**What to work on**
Print the listing that follows, character for character.

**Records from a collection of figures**
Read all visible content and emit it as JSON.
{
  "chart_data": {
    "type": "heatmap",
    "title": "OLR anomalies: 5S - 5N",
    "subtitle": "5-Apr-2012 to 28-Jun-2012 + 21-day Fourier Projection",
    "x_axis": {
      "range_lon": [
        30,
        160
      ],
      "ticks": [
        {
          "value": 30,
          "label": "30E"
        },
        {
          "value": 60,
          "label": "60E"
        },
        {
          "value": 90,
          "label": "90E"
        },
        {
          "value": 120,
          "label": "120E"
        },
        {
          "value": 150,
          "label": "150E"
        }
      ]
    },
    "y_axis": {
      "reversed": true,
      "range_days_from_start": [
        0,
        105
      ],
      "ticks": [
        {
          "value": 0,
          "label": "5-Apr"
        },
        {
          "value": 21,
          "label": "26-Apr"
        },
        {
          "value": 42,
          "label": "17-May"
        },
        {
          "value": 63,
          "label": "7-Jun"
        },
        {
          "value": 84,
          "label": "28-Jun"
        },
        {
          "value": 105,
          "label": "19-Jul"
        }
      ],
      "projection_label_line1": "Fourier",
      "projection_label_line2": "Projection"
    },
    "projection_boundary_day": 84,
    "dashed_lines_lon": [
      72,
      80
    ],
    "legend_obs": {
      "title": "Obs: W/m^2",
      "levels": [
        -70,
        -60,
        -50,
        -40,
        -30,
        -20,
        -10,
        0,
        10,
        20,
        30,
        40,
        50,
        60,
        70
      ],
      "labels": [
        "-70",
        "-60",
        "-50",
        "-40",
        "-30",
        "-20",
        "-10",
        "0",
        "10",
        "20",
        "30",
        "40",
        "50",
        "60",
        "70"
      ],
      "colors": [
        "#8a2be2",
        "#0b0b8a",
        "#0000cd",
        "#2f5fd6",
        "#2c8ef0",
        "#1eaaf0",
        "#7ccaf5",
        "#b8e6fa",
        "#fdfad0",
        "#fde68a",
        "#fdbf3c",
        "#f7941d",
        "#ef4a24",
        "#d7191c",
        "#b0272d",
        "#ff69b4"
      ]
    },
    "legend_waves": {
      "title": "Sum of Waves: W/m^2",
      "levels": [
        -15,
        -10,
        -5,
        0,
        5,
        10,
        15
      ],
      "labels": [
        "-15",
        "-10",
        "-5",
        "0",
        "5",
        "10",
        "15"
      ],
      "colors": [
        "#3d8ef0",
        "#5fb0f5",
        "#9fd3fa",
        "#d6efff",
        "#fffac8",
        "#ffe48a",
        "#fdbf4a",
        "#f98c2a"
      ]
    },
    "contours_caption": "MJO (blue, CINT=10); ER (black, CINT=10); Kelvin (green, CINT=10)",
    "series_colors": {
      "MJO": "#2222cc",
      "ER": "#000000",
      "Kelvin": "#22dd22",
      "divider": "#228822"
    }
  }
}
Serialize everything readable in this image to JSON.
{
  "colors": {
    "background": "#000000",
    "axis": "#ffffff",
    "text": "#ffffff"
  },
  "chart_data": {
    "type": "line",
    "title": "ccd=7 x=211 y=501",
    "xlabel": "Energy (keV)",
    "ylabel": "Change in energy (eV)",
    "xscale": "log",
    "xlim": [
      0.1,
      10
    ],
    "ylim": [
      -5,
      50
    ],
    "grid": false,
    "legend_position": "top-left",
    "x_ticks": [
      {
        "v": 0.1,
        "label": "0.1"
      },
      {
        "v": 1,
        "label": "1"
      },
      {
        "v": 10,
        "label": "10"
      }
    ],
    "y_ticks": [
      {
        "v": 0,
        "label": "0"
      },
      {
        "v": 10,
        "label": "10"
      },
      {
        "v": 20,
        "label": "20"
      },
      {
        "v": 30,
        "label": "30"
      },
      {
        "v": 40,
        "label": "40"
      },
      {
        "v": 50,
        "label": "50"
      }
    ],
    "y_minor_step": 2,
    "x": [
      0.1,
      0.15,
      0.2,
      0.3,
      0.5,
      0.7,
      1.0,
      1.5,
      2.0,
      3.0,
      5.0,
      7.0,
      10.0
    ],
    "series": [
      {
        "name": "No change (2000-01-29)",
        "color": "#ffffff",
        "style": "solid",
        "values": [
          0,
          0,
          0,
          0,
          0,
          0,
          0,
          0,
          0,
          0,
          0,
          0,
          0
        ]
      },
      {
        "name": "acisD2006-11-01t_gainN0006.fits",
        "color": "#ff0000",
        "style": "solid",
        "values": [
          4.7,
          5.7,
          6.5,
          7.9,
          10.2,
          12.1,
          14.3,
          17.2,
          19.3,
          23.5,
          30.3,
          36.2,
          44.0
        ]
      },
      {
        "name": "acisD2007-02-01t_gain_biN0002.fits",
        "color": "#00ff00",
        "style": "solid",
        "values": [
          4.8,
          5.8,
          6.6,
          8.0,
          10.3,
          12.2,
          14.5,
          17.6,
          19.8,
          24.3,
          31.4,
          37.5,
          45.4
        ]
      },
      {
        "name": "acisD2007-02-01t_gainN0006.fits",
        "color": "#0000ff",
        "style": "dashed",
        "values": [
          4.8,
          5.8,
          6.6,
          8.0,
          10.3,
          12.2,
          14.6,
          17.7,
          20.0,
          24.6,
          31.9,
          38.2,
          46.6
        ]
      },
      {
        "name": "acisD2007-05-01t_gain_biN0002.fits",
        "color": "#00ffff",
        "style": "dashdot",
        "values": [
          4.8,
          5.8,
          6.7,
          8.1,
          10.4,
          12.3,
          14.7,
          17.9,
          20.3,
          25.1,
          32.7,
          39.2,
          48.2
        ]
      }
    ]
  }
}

**Final answer**
Read all visible content and emit it as JSON.
{
  "chart_data": {
    "type": "heatmap",
    "title": "OLR anomalies: 5S - 5N",
    "subtitle": "5-Apr-2012 to 28-Jun-2012 + 21-day Fourier Projection",
    "x_axis": {
      "range_lon": [
        30,
        160
      ],
      "ticks": [
        {
          "value": 30,
          "label": "30E"
        },
        {
          "value": 60,
          "label": "60E"
        },
        {
          "value": 90,
          "label": "90E"
        },
        {
          "value": 120,
          "label": "120E"
        },
        {
          "value": 150,
          "label": "150E"
        }
      ]
    },
    "y_axis": {
      "reversed": true,
      "range_days_from_start": [
        0,
        105
      ],
      "ticks": [
        {
          "value": 0,
          "label": "5-Apr"
        },
        {
          "value": 21,
          "label": "26-Apr"
        },
        {
          "value": 42,
          "label": "17-May"
        },
        {
          "value": 63,
          "label": "7-Jun"
        },
        {
          "value": 84,
          "label": "28-Jun"
        },
        {
          "value": 105,
          "label": "19-Jul"
        }
      ],
      "projection_label_line1": "Fourier",
      "projection_label_line2": "Projection"
    },
    "projection_boundary_day": 84,
    "dashed_lines_lon": [
      72,
      80
    ],
    "legend_obs": {
      "title": "Obs: W/m^2",
      "levels": [
        -70,
        -60,
        -50,
        -40,
        -30,
        -20,
        -10,
        0,
        10,
        20,
        30,
        40,
        50,
        60,
        70
      ],
      "labels": [
        "-70",
        "-60",
        "-50",
        "-40",
        "-30",
        "-20",
        "-10",
        "0",
        "10",
        "20",
        "30",
        "40",
        "50",
        "60",
        "70"
      ],
      "colors": [
        "#8a2be2",
        "#0b0b8a",
        "#0000cd",
        "#2f5fd6",
        "#2c8ef0",
        "#1eaaf0",
        "#7ccaf5",
        "#b8e6fa",
        "#fdfad0",
        "#fde68a",
        "#fdbf3c",
        "#f7941d",
        "#ef4a24",
        "#d7191c",
        "#b0272d",
        "#ff69b4"
      ]
    },
    "legend_waves": {
      "title": "Sum of Waves: W/m^2",
      "levels": [
        -15,
        -10,
        -5,
        0,
        5,
        10,
        15
      ],
      "labels": [
        "-15",
        "-10",
        "-5",
        "0",
        "5",
        "10",
        "15"
      ],
      "colors": [
        "#3d8ef0",
        "#5fb0f5",
        "#9fd3fa",
        "#d6efff",
        "#fffac8",
        "#ffe48a",
        "#fdbf4a",
        "#f98c2a"
      ]
    },
    "contours_caption": "MJO (blue, CINT=10); ER (black, CINT=10); Kelvin (green, CINT=10)",
    "series_colors": {
      "MJO": "#2222cc",
      "ER": "#000000",
      "Kelvin": "#22dd22",
      "divider": "#228822"
    }
  }
}
Serialize everything readable in this image to JSON.
{
  "colors": {
    "background": "#000000",
    "axis": "#ffffff",
    "text": "#ffffff"
  },
  "chart_data": {
    "type": "line",
    "title": "ccd=7 x=211 y=501",
    "xlabel": "Energy (keV)",
    "ylabel": "Change in energy (eV)",
    "xscale": "log",
    "xlim": [
      0.1,
      10
    ],
    "ylim": [
      -5,
      50
    ],
    "grid": false,
    "legend_position": "top-left",
    "x_ticks": [
      {
        "v": 0.1,
        "label": "0.1"
      },
      {
        "v": 1,
        "label": "1"
      },
      {
        "v": 10,
        "label": "10"
      }
    ],
    "y_ticks": [
      {
        "v": 0,
        "label": "0"
      },
      {
        "v": 10,
        "label": "10"
      },
      {
        "v": 20,
        "label": "20"
      },
      {
        "v": 30,
        "label": "30"
      },
      {
        "v": 40,
        "label": "40"
      },
      {
        "v": 50,
        "label": "50"
      }
    ],
    "y_minor_step": 2,
    "x": [
      0.1,
      0.15,
      0.2,
      0.3,
      0.5,
      0.7,
      1.0,
      1.5,
      2.0,
      3.0,
      5.0,
      7.0,
      10.0
    ],
    "series": [
      {
        "name": "No change (2000-01-29)",
        "color": "#ffffff",
        "style": "solid",
        "values": [
          0,
          0,
          0,
          0,
          0,
          0,
          0,
          0,
          0,
          0,
          0,
          0,
          0
        ]
      },
      {
        "name": "acisD2006-11-01t_gainN0006.fits",
        "color": "#ff0000",
        "style": "solid",
        "values": [
          4.7,
          5.7,
          6.5,
          7.9,
          10.2,
          12.1,
          14.3,
          17.2,
          19.3,
          23.5,
          30.3,
          36.2,
          44.0
        ]
      },
      {
        "name": "acisD2007-02-01t_gain_biN0002.fits",
        "color": "#00ff00",
        "style": "solid",
        "values": [
          4.8,
          5.8,
          6.6,
          8.0,
          10.3,
          12.2,
          14.5,
          17.6,
          19.8,
          24.3,
          31.4,
          37.5,
          45.4
        ]
      },
      {
        "name": "acisD2007-02-01t_gainN0006.fits",
        "color": "#0000ff",
        "style": "dashed",
        "values": [
          4.8,
          5.8,
          6.6,
          8.0,
          10.3,
          12.2,
          14.6,
          17.7,
          20.0,
          24.6,
          31.9,
          38.2,
          46.6
        ]
      },
      {
        "name": "acisD2007-05-01t_gain_biN0002.fits",
        "color": "#00ffff",
        "style": "dashdot",
        "values": [
          4.8,
          5.8,
          6.7,
          8.1,
          10.4,
          12.3,
          14.7,
          17.9,
          20.3,
          25.1,
          32.7,
          39.2,
          48.2
        ]
      }
    ]
  }
}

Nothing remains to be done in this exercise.